= Data entries =
>>>>>
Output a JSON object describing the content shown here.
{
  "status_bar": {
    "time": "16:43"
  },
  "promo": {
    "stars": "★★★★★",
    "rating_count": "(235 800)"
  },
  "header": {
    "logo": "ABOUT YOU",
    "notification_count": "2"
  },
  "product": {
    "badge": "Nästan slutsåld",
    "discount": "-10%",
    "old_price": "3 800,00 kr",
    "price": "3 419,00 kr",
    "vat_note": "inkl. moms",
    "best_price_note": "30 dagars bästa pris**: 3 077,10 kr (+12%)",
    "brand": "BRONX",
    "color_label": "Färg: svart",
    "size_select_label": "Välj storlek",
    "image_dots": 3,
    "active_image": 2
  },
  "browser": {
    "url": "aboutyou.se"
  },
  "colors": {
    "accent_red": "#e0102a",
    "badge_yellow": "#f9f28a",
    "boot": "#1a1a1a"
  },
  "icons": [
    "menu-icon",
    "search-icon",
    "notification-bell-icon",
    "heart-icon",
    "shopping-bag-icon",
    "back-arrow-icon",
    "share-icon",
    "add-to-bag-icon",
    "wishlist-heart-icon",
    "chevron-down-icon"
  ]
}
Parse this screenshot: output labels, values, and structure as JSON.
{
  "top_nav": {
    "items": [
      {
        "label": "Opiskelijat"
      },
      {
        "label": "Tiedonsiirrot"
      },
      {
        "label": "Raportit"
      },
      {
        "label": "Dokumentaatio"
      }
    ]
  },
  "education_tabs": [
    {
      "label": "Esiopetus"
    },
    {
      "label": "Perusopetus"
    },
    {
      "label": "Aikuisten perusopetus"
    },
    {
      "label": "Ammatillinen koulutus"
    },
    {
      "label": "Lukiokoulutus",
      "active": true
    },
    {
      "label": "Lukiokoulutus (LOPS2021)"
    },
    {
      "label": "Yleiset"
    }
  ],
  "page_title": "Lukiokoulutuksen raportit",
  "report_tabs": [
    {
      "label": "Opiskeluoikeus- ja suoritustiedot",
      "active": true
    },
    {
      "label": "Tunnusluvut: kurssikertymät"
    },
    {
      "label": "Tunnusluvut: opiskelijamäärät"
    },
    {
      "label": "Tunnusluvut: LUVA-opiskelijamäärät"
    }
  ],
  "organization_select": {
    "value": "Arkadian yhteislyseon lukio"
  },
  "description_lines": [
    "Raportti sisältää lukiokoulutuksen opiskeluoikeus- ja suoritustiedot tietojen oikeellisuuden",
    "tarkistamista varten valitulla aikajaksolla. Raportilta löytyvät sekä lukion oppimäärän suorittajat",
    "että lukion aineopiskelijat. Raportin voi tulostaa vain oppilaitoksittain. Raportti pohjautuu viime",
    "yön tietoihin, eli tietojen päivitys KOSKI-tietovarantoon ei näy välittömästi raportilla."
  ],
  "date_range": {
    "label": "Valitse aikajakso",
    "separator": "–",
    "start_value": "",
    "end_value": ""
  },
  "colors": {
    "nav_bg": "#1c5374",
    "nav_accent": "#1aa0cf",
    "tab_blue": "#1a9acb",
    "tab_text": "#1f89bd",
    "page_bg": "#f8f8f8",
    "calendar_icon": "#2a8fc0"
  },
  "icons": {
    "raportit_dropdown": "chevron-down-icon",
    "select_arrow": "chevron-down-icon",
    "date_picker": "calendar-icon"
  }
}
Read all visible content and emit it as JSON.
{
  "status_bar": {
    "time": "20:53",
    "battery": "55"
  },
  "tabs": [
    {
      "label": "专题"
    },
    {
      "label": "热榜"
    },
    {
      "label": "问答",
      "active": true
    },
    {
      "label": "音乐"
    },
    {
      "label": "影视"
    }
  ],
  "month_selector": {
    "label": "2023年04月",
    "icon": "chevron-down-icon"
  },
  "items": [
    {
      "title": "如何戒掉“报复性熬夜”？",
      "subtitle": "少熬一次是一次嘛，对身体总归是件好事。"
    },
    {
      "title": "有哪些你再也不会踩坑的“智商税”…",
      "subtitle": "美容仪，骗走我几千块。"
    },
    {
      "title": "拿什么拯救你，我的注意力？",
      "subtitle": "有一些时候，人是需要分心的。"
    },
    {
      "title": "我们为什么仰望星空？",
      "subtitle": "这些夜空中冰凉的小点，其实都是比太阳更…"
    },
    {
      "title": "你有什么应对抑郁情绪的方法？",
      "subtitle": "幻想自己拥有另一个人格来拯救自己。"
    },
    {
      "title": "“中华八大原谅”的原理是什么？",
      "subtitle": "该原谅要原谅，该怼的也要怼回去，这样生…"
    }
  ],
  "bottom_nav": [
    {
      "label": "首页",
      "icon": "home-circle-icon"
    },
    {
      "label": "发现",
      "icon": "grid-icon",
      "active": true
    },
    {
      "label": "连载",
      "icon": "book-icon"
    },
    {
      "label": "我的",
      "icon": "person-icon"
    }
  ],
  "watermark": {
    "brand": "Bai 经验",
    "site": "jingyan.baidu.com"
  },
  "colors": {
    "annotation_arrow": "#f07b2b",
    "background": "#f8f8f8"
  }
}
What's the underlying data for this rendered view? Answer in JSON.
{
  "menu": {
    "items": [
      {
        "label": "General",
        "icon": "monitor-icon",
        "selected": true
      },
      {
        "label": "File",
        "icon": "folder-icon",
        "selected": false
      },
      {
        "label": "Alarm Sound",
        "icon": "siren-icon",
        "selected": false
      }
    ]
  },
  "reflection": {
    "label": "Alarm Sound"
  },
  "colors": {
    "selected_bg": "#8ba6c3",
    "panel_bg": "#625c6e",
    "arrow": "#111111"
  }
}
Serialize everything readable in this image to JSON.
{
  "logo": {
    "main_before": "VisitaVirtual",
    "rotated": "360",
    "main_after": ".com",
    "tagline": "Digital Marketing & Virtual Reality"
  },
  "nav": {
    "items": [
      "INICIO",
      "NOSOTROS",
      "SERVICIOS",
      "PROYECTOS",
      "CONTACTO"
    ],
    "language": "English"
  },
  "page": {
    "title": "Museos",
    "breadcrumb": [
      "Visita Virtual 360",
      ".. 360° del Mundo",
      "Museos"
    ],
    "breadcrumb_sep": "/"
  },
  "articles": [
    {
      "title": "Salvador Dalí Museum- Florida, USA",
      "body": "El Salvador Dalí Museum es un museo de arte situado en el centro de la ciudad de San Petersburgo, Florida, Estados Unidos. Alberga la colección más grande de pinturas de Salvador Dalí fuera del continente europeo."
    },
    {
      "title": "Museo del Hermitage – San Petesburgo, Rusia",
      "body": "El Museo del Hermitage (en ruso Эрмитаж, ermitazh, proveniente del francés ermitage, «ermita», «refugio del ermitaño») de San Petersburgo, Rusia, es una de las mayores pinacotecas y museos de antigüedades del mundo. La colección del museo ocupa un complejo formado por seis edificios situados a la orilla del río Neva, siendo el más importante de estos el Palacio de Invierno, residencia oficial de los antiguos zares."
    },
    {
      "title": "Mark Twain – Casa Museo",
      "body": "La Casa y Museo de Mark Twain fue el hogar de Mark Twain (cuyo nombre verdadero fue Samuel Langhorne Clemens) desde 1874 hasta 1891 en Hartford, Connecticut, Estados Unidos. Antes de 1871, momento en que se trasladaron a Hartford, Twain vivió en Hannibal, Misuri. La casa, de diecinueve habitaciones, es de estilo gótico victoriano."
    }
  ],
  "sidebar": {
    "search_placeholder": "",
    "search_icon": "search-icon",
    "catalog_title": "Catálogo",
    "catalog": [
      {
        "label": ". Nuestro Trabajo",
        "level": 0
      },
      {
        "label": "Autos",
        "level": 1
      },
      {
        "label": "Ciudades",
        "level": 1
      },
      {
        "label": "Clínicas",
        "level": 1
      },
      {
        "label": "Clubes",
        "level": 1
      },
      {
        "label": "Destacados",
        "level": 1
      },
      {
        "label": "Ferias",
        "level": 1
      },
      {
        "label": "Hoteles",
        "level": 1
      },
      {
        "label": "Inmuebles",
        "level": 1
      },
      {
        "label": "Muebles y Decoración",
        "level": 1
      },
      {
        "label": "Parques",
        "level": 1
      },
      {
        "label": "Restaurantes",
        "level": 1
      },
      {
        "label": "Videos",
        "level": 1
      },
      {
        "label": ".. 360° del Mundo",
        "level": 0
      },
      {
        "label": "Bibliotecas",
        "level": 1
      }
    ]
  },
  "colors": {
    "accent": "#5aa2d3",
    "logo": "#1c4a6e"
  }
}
<<<<<
= Exercise =
Count how many lines contain "Dalí" and give only that count.

= Response =
2